◆ Stated problem
Work out how many lines in the entries contain the string "opinion", and give nothing but that number.

◆ Given data
════════════════

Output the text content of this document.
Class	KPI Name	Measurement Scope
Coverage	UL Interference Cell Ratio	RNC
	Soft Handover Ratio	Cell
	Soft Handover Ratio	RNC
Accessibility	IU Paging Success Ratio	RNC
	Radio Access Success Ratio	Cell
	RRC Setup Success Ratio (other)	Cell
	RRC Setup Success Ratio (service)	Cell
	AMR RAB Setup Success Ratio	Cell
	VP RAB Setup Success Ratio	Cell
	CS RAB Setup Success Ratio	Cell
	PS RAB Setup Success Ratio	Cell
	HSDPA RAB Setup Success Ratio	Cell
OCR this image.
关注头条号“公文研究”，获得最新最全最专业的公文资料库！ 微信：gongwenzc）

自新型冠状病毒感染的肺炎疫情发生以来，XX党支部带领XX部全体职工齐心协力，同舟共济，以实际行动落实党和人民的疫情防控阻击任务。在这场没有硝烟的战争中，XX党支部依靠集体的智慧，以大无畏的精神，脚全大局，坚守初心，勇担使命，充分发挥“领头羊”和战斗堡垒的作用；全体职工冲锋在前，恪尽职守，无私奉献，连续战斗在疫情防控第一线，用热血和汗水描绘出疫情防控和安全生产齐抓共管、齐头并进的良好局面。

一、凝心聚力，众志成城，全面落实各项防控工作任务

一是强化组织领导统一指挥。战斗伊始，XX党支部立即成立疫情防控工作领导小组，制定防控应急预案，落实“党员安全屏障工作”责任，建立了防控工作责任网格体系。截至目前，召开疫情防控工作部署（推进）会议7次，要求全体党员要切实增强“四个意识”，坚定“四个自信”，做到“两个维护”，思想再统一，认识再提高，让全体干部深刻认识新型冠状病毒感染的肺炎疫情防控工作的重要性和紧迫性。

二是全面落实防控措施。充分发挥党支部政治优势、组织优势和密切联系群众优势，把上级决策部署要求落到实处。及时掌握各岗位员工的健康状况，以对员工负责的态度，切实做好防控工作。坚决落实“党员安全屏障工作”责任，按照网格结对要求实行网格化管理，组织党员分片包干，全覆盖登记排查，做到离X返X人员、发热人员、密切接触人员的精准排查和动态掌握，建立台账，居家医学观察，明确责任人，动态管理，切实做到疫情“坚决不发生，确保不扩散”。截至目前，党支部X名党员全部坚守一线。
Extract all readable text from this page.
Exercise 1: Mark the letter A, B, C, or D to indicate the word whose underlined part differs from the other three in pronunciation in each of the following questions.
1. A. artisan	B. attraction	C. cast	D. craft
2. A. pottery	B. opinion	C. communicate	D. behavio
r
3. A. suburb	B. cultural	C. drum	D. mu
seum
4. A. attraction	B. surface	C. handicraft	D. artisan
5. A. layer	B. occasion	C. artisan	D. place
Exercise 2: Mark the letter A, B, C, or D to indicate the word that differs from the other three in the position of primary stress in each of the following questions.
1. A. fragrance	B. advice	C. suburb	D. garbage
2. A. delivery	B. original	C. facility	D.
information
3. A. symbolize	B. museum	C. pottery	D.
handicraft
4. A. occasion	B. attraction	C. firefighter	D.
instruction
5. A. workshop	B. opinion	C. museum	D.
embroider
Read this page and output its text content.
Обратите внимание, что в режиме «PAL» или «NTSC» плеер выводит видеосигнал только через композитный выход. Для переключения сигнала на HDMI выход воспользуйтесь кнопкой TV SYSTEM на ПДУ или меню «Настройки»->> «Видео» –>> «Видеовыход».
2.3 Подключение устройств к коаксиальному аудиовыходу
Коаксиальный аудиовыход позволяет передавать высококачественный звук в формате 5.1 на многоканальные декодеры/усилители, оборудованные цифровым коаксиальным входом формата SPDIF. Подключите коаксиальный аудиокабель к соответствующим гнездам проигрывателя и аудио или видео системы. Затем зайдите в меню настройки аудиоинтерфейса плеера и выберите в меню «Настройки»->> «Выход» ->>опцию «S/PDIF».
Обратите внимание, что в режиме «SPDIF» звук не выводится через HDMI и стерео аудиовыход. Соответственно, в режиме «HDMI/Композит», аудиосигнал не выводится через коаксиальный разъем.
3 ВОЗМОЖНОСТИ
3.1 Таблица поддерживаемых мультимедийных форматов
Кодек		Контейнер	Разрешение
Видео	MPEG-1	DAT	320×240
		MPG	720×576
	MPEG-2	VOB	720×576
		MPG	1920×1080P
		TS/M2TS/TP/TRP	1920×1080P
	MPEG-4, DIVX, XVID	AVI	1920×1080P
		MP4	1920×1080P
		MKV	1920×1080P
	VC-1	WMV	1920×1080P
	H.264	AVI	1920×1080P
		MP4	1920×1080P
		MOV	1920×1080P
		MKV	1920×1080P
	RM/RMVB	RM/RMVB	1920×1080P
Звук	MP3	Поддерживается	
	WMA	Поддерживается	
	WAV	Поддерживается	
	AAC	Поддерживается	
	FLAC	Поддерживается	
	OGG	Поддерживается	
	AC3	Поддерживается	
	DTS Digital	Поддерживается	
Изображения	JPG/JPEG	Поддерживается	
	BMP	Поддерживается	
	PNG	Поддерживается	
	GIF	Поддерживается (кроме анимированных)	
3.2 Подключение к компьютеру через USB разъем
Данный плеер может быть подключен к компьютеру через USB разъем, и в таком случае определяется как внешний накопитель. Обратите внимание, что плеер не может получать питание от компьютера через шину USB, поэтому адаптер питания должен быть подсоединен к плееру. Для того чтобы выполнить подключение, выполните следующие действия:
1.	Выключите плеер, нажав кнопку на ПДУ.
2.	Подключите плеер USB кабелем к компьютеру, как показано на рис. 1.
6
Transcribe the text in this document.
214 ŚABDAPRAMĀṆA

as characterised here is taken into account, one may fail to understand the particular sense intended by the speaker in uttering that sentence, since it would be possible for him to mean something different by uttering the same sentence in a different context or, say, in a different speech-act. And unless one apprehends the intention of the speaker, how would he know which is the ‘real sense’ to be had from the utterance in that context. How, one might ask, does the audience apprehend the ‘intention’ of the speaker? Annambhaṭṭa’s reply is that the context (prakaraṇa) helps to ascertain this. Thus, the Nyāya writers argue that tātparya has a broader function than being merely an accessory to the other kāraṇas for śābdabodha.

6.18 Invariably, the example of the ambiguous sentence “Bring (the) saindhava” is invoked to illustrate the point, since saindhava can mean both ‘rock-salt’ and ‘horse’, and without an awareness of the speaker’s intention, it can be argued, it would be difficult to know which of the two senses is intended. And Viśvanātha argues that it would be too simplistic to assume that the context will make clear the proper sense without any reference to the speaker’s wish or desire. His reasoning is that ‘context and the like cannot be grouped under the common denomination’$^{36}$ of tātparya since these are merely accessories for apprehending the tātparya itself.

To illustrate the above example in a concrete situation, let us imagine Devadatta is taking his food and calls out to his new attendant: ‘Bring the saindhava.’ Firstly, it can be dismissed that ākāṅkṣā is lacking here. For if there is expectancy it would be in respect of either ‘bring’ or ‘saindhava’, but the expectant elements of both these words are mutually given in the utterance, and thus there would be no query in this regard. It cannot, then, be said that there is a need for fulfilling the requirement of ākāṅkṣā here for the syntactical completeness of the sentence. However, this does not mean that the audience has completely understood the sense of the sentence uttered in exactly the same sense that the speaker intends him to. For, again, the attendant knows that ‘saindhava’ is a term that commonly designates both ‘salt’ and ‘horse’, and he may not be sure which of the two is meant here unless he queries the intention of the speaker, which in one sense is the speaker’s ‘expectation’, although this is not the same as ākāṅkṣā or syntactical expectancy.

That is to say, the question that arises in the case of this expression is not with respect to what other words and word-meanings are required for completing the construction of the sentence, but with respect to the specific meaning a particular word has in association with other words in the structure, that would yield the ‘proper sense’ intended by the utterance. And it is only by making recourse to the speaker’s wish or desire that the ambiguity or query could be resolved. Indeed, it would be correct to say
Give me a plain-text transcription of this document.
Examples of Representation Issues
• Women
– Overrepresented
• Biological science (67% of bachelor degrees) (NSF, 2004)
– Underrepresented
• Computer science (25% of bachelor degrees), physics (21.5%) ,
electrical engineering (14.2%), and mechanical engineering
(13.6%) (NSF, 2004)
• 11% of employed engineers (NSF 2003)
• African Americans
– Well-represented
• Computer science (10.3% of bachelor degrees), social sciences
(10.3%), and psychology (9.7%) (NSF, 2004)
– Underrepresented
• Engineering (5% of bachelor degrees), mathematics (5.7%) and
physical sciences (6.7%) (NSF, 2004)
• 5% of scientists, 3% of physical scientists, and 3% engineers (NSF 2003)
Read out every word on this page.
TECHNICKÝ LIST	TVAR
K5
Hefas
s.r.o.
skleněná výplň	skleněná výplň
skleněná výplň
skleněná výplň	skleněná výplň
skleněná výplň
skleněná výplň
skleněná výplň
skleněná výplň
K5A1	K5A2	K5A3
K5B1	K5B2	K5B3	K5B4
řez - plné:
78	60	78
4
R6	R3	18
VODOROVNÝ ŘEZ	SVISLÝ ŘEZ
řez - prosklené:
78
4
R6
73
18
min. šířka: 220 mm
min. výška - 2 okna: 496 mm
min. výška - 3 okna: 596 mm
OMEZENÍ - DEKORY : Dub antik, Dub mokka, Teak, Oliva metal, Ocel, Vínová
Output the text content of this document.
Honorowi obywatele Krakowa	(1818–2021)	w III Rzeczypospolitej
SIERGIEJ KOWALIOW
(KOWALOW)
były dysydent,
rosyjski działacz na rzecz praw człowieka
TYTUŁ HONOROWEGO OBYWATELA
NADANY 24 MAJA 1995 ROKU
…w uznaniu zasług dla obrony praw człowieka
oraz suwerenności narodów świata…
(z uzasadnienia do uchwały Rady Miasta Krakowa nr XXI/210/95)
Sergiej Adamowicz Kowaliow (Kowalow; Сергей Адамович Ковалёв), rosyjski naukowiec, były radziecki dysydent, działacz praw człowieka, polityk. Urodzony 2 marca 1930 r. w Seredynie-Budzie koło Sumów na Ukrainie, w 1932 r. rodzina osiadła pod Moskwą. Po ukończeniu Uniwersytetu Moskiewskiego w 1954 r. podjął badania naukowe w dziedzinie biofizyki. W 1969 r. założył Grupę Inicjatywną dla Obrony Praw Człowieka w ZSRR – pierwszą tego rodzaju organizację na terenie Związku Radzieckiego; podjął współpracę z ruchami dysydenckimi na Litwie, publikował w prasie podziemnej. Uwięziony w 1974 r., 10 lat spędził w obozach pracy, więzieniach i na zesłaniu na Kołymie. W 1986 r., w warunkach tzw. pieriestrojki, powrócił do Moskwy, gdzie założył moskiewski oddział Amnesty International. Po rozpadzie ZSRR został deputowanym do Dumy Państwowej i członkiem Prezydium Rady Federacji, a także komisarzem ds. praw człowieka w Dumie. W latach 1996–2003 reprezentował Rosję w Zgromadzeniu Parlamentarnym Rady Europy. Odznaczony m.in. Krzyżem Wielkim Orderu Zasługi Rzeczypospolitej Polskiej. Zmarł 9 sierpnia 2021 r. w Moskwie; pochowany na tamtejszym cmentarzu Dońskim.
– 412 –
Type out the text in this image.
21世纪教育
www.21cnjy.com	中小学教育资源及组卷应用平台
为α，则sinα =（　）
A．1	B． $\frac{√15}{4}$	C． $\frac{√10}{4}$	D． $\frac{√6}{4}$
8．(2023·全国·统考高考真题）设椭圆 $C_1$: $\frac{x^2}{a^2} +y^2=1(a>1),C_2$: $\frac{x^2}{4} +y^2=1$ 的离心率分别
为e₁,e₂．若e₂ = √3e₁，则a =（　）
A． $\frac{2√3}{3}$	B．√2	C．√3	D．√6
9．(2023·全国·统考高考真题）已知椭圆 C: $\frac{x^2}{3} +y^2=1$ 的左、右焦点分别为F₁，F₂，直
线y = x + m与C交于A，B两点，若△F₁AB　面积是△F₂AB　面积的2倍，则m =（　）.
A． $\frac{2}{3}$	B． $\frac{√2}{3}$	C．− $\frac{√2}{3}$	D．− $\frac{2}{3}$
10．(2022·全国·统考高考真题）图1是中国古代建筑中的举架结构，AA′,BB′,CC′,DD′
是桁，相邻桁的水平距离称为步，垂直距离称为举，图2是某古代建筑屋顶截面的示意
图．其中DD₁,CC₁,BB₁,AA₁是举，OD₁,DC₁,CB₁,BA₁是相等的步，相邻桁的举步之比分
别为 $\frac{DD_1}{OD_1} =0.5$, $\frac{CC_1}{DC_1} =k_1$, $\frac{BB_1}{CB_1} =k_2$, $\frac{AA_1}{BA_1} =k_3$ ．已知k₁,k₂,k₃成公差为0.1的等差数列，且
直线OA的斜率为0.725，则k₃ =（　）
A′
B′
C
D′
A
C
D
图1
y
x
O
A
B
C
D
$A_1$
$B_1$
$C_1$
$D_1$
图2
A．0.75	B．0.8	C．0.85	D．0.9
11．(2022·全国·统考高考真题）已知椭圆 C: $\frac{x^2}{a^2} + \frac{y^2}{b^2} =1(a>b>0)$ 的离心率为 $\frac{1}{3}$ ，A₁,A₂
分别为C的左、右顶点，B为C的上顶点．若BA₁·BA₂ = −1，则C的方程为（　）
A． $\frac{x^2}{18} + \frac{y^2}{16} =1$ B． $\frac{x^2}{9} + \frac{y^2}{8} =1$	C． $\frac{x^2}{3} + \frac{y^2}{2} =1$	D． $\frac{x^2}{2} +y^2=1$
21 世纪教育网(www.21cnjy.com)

════════════════

◆ The result
2